What to work on = Retype all of the listing exactly, passing over any picture you find.

/---

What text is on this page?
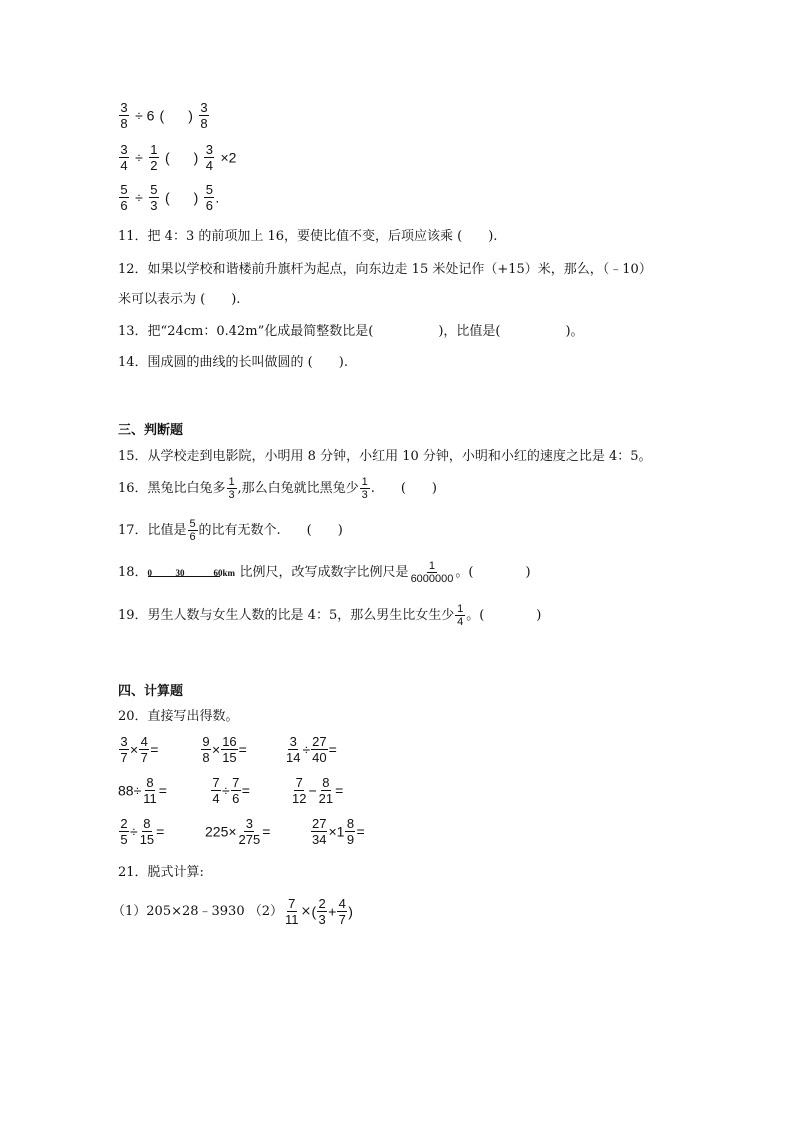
$\frac{3}{8} \div 6$ ( ) $\frac{3}{8}$
$\frac{3}{4} \div \frac{1}{2}$ ( ) $\frac{3}{4} \times 2$
$\frac{5}{6} \div \frac{5}{3}$ ( ) $\frac{5}{6}$ .
11．把 4：3 的前项加上 16，要使比值不变，后项应该乘 (　　).
12．如果以学校和谐楼前升旗杆为起点，向东边走 15 米处记作（+15）米，那么，（﹣10）
米可以表示为 (　　).
13．把“24cm：0.42m”化成最简整数比是(　　　　　)，比值是(　　　　　)。
14．围成圆的曲线的长叫做圆的 (　　).
三、判断题
15．从学校走到电影院，小明用 8 分钟，小红用 10 分钟，小明和小红的速度之比是 4：5。
16．黑兔比白兔多 $\frac{1}{3}$ ,那么白兔就比黑兔少 $\frac{1}{3}$ .　　(　　)
17．比值是 $\frac{5}{6}$ 的比有无数个.　　(　　)
18． 0	30	60km 比例尺，改写成数字比例尺是 $\frac{1}{6000000}$ 。(　　　　)
19．男生人数与女生人数的比是 4：5，那么男生比女生少 $\frac{1}{4}$ 。(　　　　)
四、计算题
20．直接写出得数。
$\frac{3}{7} \times \frac{4}{7}$ =	$\frac{9}{8} \times \frac{16}{15}$ =	$\frac{3}{14} \div \frac{27}{40}$ =
$88\div \frac{8}{11}$ =	$\frac{7}{4} \div \frac{7}{6}$ =	$\frac{7}{12} - \frac{8}{21}$ =
$\frac{2}{5} \div \frac{8}{15}$ =	$225\times \frac{3}{275}$ =	$\frac{27}{34} \times 1 \frac{8}{9}$ =
21．脱式计算:
（1）205×28﹣3930 $(2) \frac{7}{11}$ ×( $\frac{2}{3} + \frac{4}{7}$ )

\---

Answer to the problem =
What text is on this page?
$\frac{3}{8} \div 6$ ( ) $\frac{3}{8}$
$\frac{3}{4} \div \frac{1}{2}$ ( ) $\frac{3}{4} \times 2$
$\frac{5}{6} \div \frac{5}{3}$ ( ) $\frac{5}{6}$ .
11．把 4：3 的前项加上 16，要使比值不变，后项应该乘 (　　).
12．如果以学校和谐楼前升旗杆为起点，向东边走 15 米处记作（+15）米，那么，（﹣10）
米可以表示为 (　　).
13．把“24cm：0.42m”化成最简整数比是(　　　　　)，比值是(　　　　　)。
14．围成圆的曲线的长叫做圆的 (　　).
三、判断题
15．从学校走到电影院，小明用 8 分钟，小红用 10 分钟，小明和小红的速度之比是 4：5。
16．黑兔比白兔多 $\frac{1}{3}$ ,那么白兔就比黑兔少 $\frac{1}{3}$ .　　(　　)
17．比值是 $\frac{5}{6}$ 的比有无数个.　　(　　)
18． 0	30	60km 比例尺，改写成数字比例尺是 $\frac{1}{6000000}$ 。(　　　　)
19．男生人数与女生人数的比是 4：5，那么男生比女生少 $\frac{1}{4}$ 。(　　　　)
四、计算题
20．直接写出得数。
$\frac{3}{7} \times \frac{4}{7}$ =	$\frac{9}{8} \times \frac{16}{15}$ =	$\frac{3}{14} \div \frac{27}{40}$ =
$88\div \frac{8}{11}$ =	$\frac{7}{4} \div \frac{7}{6}$ =	$\frac{7}{12} - \frac{8}{21}$ =
$\frac{2}{5} \div \frac{8}{15}$ =	$225\times \frac{3}{275}$ =	$\frac{27}{34} \times 1 \frac{8}{9}$ =
21．脱式计算:
（1）205×28﹣3930 $(2) \frac{7}{11}$ ×( $\frac{2}{3} + \frac{4}{7}$ )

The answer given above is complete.